◆ **Problem statement**
Recast the material, from its first line through the line containing "point-cang xyxy=(326,46,337,57)", as a Markdown table with the columns Row and Text. Number each line and leave out any blank lines.

--- Begin Entries supplied ---

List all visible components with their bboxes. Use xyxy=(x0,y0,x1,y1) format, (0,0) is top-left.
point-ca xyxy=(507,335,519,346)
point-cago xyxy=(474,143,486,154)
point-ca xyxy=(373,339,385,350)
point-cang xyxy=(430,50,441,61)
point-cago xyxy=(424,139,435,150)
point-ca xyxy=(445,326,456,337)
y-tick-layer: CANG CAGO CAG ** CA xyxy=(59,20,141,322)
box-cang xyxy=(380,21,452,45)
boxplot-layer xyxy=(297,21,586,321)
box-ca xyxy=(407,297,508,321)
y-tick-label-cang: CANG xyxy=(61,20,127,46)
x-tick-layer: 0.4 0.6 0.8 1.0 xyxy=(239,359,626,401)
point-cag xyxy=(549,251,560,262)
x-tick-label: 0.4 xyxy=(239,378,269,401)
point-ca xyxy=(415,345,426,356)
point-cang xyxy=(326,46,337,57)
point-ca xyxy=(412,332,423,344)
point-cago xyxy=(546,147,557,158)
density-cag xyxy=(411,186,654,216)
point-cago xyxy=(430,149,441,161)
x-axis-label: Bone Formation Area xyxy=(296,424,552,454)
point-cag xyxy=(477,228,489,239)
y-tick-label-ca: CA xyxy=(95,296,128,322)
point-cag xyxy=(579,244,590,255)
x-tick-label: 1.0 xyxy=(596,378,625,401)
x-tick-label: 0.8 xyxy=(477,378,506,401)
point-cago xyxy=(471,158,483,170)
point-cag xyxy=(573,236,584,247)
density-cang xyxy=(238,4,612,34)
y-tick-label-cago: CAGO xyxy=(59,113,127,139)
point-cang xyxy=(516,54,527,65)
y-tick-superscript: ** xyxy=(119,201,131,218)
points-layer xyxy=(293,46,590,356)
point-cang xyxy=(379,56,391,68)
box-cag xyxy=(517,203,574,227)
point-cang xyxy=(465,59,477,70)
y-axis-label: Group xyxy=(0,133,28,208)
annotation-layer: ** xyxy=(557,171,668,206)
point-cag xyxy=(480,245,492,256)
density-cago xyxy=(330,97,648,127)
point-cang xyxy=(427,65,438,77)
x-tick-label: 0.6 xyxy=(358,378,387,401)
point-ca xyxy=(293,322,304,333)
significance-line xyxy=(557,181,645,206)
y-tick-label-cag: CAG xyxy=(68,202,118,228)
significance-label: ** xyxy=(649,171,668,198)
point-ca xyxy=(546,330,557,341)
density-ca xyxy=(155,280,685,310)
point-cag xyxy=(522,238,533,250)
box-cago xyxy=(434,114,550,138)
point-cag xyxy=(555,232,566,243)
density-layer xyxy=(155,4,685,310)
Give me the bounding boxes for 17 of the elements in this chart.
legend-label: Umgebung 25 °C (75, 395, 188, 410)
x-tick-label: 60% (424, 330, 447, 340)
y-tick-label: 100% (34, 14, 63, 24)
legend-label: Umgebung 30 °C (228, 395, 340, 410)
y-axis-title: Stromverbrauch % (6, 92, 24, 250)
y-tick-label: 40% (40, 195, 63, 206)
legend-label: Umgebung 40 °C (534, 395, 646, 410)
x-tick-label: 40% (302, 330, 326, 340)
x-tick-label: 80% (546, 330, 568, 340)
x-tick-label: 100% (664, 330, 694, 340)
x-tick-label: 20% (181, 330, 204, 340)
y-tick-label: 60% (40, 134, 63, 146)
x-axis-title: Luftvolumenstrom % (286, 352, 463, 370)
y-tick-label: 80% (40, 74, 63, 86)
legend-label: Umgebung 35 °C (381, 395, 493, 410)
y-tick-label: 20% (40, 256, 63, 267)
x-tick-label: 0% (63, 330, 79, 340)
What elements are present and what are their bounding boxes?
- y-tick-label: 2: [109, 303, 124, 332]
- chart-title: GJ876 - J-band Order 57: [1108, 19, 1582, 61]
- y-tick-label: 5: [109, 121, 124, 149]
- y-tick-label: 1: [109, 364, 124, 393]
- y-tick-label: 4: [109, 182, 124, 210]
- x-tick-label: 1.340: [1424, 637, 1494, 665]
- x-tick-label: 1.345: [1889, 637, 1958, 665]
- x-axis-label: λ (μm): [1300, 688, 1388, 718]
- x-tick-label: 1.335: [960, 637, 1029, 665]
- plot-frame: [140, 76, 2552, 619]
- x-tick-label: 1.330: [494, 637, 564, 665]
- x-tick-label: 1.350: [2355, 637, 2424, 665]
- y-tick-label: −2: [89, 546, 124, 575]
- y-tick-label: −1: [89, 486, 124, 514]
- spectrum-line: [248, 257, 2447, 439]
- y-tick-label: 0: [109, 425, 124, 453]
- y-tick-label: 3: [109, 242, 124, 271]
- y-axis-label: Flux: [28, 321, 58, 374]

--- End Entries supplied ---

◆ **Task output**
| Row | Text |
|---|---|
| 1 | List all visible components with their bboxes. Use xyxy=(x0,y0,x1,y1) format, (0,0) is top-left. |
| 2 | point-ca xyxy=(507,335,519,346) |
| 3 | point-cago xyxy=(474,143,486,154) |
| 4 | point-ca xyxy=(373,339,385,350) |
| 5 | point-cang xyxy=(430,50,441,61) |
| 6 | point-cago xyxy=(424,139,435,150) |
| 7 | point-ca xyxy=(445,326,456,337) |
| 8 | y-tick-layer: CANG CAGO CAG ** CA xyxy=(59,20,141,322) |
| 9 | box-cang xyxy=(380,21,452,45) |
| 10 | boxplot-layer xyxy=(297,21,586,321) |
| 11 | box-ca xyxy=(407,297,508,321) |
| 12 | y-tick-label-cang: CANG xyxy=(61,20,127,46) |
| 13 | x-tick-layer: 0.4 0.6 0.8 1.0 xyxy=(239,359,626,401) |
| 14 | point-cag xyxy=(549,251,560,262) |
| 15 | x-tick-label: 0.4 xyxy=(239,378,269,401) |
| 16 | point-ca xyxy=(415,345,426,356) |
| 17 | point-cang xyxy=(326,46,337,57) |